Element box records:
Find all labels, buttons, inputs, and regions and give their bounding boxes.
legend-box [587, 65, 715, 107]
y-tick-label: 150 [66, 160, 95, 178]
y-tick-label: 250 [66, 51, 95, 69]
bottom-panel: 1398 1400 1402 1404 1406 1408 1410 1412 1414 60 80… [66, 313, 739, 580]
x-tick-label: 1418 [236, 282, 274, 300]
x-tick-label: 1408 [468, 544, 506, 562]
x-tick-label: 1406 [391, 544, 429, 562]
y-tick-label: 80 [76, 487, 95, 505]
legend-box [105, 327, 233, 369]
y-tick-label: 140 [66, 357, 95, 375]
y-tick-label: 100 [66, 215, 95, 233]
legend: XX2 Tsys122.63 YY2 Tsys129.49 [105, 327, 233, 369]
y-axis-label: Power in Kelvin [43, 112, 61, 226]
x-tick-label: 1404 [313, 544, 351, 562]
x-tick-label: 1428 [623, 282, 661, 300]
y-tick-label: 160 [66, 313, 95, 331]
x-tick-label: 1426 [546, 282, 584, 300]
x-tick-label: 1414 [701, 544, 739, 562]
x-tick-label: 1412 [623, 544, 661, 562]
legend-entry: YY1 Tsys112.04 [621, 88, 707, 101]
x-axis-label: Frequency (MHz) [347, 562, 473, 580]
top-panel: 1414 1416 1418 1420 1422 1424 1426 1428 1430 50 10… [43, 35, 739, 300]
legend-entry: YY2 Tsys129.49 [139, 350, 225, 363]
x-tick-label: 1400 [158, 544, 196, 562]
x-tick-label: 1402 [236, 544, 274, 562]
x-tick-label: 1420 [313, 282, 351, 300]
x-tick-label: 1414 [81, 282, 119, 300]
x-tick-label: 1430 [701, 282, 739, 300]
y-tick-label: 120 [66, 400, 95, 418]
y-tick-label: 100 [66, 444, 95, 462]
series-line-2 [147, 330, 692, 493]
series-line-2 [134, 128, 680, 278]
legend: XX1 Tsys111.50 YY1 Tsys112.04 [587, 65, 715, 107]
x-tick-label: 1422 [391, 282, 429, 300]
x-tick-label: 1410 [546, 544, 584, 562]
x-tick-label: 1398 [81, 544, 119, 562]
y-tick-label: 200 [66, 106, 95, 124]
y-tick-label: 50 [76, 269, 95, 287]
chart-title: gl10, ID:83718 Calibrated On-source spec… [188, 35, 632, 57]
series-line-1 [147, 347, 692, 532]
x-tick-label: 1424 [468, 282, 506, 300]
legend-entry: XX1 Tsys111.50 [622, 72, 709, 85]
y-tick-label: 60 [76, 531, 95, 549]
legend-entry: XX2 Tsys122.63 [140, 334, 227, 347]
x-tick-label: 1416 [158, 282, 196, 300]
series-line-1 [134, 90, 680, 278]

**Given request:** Extract every line of the material above and reproduce each one verbatim, keeping the original order.

**Output for this task:**
Find all labels, buttons, inputs, and regions and give their bounding boxes.
legend-box [587, 65, 715, 107]
y-tick-label: 150 [66, 160, 95, 178]
y-tick-label: 250 [66, 51, 95, 69]
bottom-panel: 1398 1400 1402 1404 1406 1408 1410 1412 1414 60 80… [66, 313, 739, 580]
x-tick-label: 1418 [236, 282, 274, 300]
x-tick-label: 1408 [468, 544, 506, 562]
x-tick-label: 1406 [391, 544, 429, 562]
y-tick-label: 80 [76, 487, 95, 505]
legend-box [105, 327, 233, 369]
y-tick-label: 140 [66, 357, 95, 375]
y-tick-label: 100 [66, 215, 95, 233]
legend: XX2 Tsys122.63 YY2 Tsys129.49 [105, 327, 233, 369]
y-axis-label: Power in Kelvin [43, 112, 61, 226]
x-tick-label: 1404 [313, 544, 351, 562]
x-tick-label: 1428 [623, 282, 661, 300]
y-tick-label: 160 [66, 313, 95, 331]
x-tick-label: 1426 [546, 282, 584, 300]
x-tick-label: 1414 [701, 544, 739, 562]
x-tick-label: 1412 [623, 544, 661, 562]
legend-entry: YY1 Tsys112.04 [621, 88, 707, 101]
x-axis-label: Frequency (MHz) [347, 562, 473, 580]
top-panel: 1414 1416 1418 1420 1422 1424 1426 1428 1430 50 10… [43, 35, 739, 300]
legend-entry: YY2 Tsys129.49 [139, 350, 225, 363]
x-tick-label: 1400 [158, 544, 196, 562]
x-tick-label: 1402 [236, 544, 274, 562]
x-tick-label: 1420 [313, 282, 351, 300]
x-tick-label: 1414 [81, 282, 119, 300]
x-tick-label: 1430 [701, 282, 739, 300]
y-tick-label: 120 [66, 400, 95, 418]
y-tick-label: 100 [66, 444, 95, 462]
series-line-2 [147, 330, 692, 493]
series-line-2 [134, 128, 680, 278]
legend: XX1 Tsys111.50 YY1 Tsys112.04 [587, 65, 715, 107]
x-tick-label: 1422 [391, 282, 429, 300]
x-tick-label: 1410 [546, 544, 584, 562]
x-tick-label: 1398 [81, 544, 119, 562]
y-tick-label: 200 [66, 106, 95, 124]
y-tick-label: 50 [76, 269, 95, 287]
chart-title: gl10, ID:83718 Calibrated On-source spec… [188, 35, 632, 57]
series-line-1 [147, 347, 692, 532]
x-tick-label: 1424 [468, 282, 506, 300]
legend-entry: XX1 Tsys111.50 [622, 72, 709, 85]
y-tick-label: 60 [76, 531, 95, 549]
legend-entry: XX2 Tsys122.63 [140, 334, 227, 347]
x-tick-label: 1416 [158, 282, 196, 300]
series-line-1 [134, 90, 680, 278]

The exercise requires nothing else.